## Goal
Your answer should be a single number: the count of lines that hold the word "name".

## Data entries
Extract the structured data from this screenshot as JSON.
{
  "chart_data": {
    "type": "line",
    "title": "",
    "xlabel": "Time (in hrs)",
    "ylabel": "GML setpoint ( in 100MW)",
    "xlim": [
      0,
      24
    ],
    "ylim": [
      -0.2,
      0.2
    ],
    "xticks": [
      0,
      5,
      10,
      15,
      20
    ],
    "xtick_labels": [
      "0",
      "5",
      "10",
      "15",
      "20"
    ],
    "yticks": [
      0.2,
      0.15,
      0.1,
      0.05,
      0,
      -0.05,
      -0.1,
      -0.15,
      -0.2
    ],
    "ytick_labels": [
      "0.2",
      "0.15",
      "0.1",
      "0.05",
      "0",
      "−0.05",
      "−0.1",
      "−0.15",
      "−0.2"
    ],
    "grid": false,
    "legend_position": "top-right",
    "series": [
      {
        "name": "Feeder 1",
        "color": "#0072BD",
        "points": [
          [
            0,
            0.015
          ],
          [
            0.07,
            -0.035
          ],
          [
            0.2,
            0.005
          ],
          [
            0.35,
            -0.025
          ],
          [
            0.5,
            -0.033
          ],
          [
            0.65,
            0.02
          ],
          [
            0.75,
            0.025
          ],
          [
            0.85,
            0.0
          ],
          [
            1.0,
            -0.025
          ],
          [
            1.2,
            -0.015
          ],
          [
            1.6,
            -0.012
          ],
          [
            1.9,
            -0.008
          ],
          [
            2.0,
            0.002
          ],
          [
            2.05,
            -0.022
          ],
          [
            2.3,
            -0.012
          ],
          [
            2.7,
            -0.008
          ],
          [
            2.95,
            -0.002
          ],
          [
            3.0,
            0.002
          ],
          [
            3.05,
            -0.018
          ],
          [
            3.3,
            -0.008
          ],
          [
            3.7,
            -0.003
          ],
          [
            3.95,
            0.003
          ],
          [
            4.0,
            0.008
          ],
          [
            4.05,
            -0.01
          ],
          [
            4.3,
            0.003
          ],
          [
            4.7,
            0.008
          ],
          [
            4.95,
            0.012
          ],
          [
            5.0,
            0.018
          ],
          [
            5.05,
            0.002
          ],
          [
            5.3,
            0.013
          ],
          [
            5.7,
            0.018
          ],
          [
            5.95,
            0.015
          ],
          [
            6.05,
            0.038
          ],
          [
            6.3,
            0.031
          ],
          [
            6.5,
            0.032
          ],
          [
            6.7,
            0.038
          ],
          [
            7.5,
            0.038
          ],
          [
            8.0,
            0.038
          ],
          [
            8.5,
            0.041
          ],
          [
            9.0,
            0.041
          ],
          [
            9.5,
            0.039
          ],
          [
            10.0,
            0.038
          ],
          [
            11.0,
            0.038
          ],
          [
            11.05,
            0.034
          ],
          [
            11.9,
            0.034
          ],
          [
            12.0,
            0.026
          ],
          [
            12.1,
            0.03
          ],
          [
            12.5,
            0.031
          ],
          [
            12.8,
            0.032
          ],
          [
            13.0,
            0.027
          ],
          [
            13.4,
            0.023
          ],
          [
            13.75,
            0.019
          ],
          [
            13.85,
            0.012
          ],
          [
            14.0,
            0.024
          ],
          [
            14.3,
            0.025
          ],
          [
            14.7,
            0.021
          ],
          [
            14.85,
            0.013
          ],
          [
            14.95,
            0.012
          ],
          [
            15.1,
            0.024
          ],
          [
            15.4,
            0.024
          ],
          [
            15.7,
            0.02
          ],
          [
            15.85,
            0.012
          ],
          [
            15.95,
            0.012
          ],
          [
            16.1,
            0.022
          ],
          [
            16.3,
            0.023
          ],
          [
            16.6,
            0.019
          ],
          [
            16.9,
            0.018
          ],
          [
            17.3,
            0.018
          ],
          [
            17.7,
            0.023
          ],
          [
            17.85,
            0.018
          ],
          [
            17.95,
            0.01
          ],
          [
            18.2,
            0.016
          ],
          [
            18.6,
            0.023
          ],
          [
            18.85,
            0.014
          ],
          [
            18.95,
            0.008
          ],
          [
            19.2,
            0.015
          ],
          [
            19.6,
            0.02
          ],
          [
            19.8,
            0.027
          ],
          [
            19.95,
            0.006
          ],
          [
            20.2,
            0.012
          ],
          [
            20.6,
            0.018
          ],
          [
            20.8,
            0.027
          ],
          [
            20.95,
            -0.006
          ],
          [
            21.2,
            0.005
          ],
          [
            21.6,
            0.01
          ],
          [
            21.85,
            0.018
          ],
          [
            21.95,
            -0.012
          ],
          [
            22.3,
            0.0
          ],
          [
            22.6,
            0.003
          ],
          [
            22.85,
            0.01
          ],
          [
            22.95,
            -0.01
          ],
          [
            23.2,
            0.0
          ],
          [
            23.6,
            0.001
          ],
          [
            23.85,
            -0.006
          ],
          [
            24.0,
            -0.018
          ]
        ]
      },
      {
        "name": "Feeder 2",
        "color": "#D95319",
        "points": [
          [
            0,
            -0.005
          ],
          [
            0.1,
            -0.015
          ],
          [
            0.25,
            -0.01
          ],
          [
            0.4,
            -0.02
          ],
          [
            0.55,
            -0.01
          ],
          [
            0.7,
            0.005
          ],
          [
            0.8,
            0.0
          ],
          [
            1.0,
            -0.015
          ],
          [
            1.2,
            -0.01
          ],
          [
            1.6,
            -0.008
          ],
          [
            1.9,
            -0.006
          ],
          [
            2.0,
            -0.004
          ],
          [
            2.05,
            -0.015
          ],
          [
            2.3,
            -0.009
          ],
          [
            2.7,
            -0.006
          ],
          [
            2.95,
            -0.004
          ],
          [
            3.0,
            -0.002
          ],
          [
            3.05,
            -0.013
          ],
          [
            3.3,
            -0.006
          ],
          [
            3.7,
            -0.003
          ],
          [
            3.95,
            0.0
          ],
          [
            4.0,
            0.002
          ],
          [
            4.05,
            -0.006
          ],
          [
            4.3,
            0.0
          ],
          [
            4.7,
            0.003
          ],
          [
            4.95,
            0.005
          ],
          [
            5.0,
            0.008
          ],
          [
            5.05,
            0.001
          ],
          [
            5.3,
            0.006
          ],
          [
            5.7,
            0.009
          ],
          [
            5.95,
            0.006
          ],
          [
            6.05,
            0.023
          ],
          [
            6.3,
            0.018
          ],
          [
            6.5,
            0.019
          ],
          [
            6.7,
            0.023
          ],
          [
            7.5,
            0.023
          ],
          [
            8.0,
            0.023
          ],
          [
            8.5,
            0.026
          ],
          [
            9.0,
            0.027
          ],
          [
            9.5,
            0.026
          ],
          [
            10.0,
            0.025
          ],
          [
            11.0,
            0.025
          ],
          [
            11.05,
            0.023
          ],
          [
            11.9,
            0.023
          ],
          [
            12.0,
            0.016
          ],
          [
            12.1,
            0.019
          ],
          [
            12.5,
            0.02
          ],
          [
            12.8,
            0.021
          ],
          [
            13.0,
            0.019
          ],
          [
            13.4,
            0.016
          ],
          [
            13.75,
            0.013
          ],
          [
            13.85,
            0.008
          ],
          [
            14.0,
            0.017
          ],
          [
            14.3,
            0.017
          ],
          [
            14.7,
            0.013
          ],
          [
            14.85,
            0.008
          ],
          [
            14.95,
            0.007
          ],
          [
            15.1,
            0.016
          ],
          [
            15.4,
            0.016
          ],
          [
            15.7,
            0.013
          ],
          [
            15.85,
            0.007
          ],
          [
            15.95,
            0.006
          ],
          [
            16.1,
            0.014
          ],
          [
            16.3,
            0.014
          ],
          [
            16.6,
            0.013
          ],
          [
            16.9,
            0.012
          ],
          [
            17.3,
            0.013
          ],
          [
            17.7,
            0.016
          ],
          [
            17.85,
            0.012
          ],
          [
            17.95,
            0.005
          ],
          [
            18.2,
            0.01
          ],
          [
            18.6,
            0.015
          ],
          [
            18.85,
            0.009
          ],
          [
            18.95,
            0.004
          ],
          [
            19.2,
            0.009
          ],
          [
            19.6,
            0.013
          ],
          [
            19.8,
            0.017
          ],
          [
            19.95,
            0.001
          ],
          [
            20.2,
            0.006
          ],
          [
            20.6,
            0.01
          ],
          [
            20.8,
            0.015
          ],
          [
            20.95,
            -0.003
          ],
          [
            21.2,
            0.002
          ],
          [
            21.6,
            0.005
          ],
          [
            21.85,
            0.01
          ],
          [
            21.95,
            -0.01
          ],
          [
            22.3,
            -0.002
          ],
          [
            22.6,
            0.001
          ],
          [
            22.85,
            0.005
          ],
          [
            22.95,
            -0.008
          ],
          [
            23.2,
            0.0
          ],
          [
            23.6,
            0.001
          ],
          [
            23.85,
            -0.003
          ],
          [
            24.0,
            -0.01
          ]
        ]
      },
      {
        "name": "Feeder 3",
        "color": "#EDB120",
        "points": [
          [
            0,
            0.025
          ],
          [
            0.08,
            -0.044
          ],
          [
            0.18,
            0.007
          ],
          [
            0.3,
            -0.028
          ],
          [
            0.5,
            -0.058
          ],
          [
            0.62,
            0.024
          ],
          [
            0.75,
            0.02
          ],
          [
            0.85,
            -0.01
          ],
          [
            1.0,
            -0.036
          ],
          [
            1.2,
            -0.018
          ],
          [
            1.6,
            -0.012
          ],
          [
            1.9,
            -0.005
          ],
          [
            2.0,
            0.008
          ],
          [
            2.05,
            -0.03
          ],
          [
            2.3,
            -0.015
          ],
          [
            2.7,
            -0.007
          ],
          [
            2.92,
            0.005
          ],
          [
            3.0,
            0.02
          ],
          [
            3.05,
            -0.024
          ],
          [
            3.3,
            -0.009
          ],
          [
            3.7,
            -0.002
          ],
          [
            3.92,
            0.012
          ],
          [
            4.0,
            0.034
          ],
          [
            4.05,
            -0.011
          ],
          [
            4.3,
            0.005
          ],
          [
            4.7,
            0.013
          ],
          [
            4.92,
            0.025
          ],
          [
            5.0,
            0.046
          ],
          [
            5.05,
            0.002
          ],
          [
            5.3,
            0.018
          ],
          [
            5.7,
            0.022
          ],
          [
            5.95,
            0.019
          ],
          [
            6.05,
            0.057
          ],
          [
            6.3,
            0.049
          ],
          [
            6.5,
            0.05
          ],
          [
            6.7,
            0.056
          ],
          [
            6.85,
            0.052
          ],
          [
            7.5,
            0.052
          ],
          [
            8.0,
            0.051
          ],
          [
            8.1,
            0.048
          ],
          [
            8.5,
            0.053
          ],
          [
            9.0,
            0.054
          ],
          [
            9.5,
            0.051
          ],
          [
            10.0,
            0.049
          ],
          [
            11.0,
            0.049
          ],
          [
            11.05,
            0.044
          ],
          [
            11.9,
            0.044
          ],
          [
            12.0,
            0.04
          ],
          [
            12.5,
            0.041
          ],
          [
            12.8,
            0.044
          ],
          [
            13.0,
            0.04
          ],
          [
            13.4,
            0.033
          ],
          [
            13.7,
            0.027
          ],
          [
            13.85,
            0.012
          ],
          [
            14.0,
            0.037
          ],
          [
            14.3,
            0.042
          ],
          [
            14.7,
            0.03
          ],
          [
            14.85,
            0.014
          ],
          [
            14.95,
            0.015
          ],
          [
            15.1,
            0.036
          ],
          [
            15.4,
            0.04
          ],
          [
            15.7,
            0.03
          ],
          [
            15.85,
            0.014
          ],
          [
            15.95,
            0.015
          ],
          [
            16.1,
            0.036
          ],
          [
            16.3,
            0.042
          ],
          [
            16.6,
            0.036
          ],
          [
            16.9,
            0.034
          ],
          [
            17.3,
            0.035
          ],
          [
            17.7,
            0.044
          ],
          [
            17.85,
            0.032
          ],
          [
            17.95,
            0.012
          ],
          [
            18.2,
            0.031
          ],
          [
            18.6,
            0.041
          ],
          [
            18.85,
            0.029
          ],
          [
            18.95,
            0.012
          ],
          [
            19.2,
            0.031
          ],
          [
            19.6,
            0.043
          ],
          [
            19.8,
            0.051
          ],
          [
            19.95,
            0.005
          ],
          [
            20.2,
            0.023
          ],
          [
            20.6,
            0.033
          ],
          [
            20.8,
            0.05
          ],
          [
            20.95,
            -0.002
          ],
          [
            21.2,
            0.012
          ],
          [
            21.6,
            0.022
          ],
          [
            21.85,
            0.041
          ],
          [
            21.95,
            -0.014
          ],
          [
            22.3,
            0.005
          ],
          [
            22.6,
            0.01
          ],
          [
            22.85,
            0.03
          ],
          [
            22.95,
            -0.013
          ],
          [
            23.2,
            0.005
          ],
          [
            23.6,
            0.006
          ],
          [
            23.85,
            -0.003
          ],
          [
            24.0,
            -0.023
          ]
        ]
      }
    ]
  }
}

## Result of the task
3